*** Data to use
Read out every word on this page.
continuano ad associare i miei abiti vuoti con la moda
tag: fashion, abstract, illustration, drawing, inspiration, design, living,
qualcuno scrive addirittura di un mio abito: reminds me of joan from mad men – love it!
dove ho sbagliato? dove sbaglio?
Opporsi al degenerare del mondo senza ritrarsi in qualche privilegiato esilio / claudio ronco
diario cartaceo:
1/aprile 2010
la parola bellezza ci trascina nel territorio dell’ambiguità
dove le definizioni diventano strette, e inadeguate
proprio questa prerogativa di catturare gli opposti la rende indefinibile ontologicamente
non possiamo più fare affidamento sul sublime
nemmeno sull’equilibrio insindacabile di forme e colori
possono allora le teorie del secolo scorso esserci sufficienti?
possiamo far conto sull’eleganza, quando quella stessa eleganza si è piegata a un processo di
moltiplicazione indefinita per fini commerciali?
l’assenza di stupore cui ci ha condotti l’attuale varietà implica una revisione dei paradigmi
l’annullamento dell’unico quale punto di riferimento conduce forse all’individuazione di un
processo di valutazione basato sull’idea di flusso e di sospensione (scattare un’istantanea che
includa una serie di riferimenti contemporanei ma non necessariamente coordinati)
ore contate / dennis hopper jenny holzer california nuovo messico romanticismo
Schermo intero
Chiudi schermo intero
******
### [The request]
Copy out every line of the listing that contains the string "processo".

### [Finished answer]
possiamo far conto sull’eleganza, quando quella stessa eleganza si è piegata a un processo di
processo di valutazione basato sull’idea di flusso e di sospensione (scattare un’istantanea che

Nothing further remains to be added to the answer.